## TO BE DONE
Return each line of the records with nothing changed, pictures excepted.

## DATASET RECORDS
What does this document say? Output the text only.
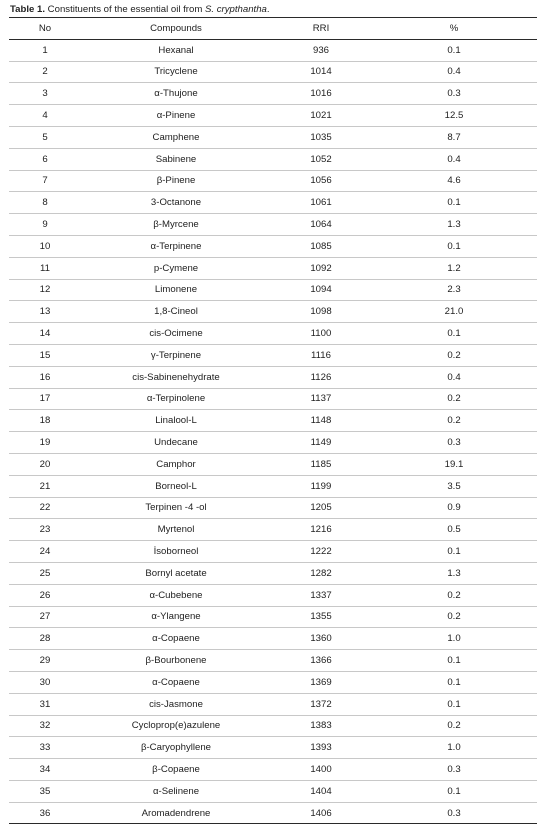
Table 1. Constituents of the essential oil from S. crypthantha.
No	Compounds	RRI	%
1	Hexanal	936	0.1
2	Tricyclene	1014	0.4
3	α-Thujone	1016	0.3
4	α-Pinene	1021	12.5
5	Camphene	1035	8.7
6	Sabinene	1052	0.4
7	β-Pinene	1056	4.6
8	3-Octanone	1061	0.1
9	β-Myrcene	1064	1.3
10	α-Terpinene	1085	0.1
11	p-Cymene	1092	1.2
12	Limonene	1094	2.3
13	1,8-Cineol	1098	21.0
14	cis-Ocimene	1100	0.1
15	γ-Terpinene	1116	0.2
16	cis-Sabinenehydrate	1126	0.4
17	α-Terpinolene	1137	0.2
18	Linalool-L	1148	0.2
19	Undecane	1149	0.3
20	Camphor	1185	19.1
21	Borneol-L	1199	3.5
22	Terpinen -4 -ol	1205	0.9
23	Myrtenol	1216	0.5
24	İsoborneol	1222	0.1
25	Bornyl acetate	1282	1.3
26	α-Cubebene	1337	0.2
27	α-Ylangene	1355	0.2
28	α-Copaene	1360	1.0
29	β-Bourbonene	1366	0.1
30	α-Copaene	1369	0.1
31	cis-Jasmone	1372	0.1
32	Cycloprop(e)azulene	1383	0.2
33	β-Caryophyllene	1393	1.0
34	β-Copaene	1400	0.3
35	α-Selinene	1404	0.1
36	Aromadendrene	1406	0.3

## TASK ANSWER
What does this document say? Output the text only.
Table 1. Constituents of the essential oil from S. crypthantha.
No	Compounds	RRI	%
1	Hexanal	936	0.1
2	Tricyclene	1014	0.4
3	α-Thujone	1016	0.3
4	α-Pinene	1021	12.5
5	Camphene	1035	8.7
6	Sabinene	1052	0.4
7	β-Pinene	1056	4.6
8	3-Octanone	1061	0.1
9	β-Myrcene	1064	1.3
10	α-Terpinene	1085	0.1
11	p-Cymene	1092	1.2
12	Limonene	1094	2.3
13	1,8-Cineol	1098	21.0
14	cis-Ocimene	1100	0.1
15	γ-Terpinene	1116	0.2
16	cis-Sabinenehydrate	1126	0.4
17	α-Terpinolene	1137	0.2
18	Linalool-L	1148	0.2
19	Undecane	1149	0.3
20	Camphor	1185	19.1
21	Borneol-L	1199	3.5
22	Terpinen -4 -ol	1205	0.9
23	Myrtenol	1216	0.5
24	İsoborneol	1222	0.1
25	Bornyl acetate	1282	1.3
26	α-Cubebene	1337	0.2
27	α-Ylangene	1355	0.2
28	α-Copaene	1360	1.0
29	β-Bourbonene	1366	0.1
30	α-Copaene	1369	0.1
31	cis-Jasmone	1372	0.1
32	Cycloprop(e)azulene	1383	0.2
33	β-Caryophyllene	1393	1.0
34	β-Copaene	1400	0.3
35	α-Selinene	1404	0.1
36	Aromadendrene	1406	0.3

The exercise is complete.